### Instruction
Scan the entries below and extract each line with the word "color" in it.
## START Extracted information
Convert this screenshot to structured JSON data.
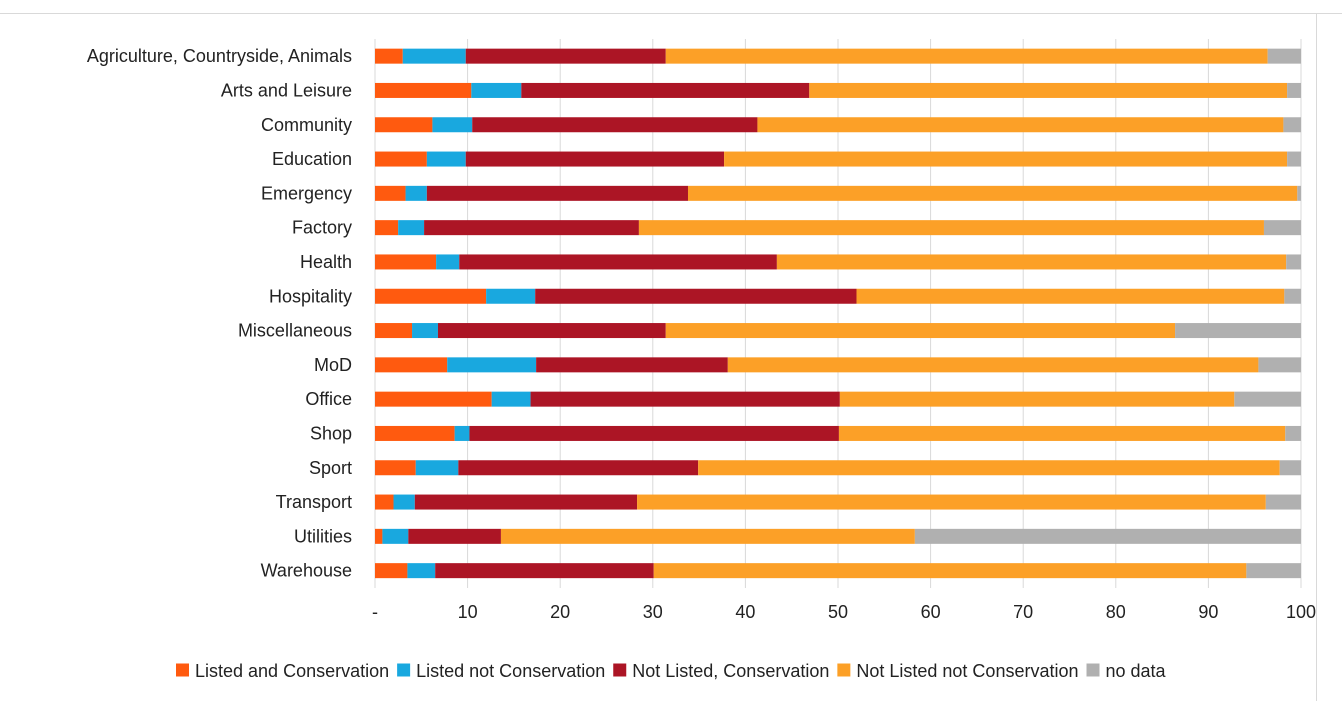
{
  "chart_data": {
    "type": "bar",
    "orientation": "horizontal",
    "stacked": true,
    "categories": [
      "Agriculture, Countryside, Animals",
      "Arts and Leisure",
      "Community",
      "Education",
      "Emergency",
      "Factory",
      "Health",
      "Hospitality",
      "Miscellaneous",
      "MoD",
      "Office",
      "Shop",
      "Sport",
      "Transport",
      "Utilities",
      "Warehouse"
    ],
    "series": [
      {
        "name": "Listed and Conservation",
        "color": "#ff5a0f",
        "values": [
          3.0,
          10.4,
          6.2,
          5.6,
          3.3,
          2.5,
          6.6,
          12.0,
          4.0,
          7.8,
          12.6,
          8.6,
          4.4,
          2.0,
          0.8,
          3.5
        ]
      },
      {
        "name": "Listed not Conservation",
        "color": "#19a8df",
        "values": [
          6.8,
          5.4,
          4.3,
          4.2,
          2.3,
          2.8,
          2.5,
          5.3,
          2.8,
          9.6,
          4.2,
          1.6,
          4.6,
          2.3,
          2.8,
          3.0
        ]
      },
      {
        "name": "Not Listed, Conservation",
        "color": "#ac1525",
        "values": [
          21.6,
          31.1,
          30.8,
          27.9,
          28.2,
          23.2,
          34.3,
          34.7,
          24.6,
          20.7,
          33.4,
          39.9,
          25.9,
          24.0,
          10.0,
          23.6
        ]
      },
      {
        "name": "Not Listed not Conservation",
        "color": "#fca027",
        "values": [
          65.0,
          51.6,
          56.8,
          60.8,
          65.8,
          67.5,
          55.0,
          46.2,
          55.0,
          57.3,
          42.6,
          48.2,
          62.8,
          67.9,
          44.7,
          64.0
        ]
      },
      {
        "name": "no data",
        "color": "#b0b0b0",
        "values": [
          3.6,
          1.5,
          1.9,
          1.5,
          0.4,
          4.0,
          1.6,
          1.8,
          13.6,
          4.6,
          7.2,
          1.7,
          2.3,
          3.8,
          41.7,
          5.9
        ]
      }
    ],
    "xlim": [
      0,
      100
    ],
    "x_ticks": [
      "-",
      "10",
      "20",
      "30",
      "40",
      "50",
      "60",
      "70",
      "80",
      "90",
      "100"
    ],
    "grid": true,
    "legend_position": "bottom",
    "title": "",
    "xlabel": "",
    "ylabel": ""
  }
}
## END Extracted information
### Solved exercise
        "color": "#ff5a0f",
        "color": "#19a8df",
        "color": "#ac1525",
        "color": "#fca027",
        "color": "#b0b0b0",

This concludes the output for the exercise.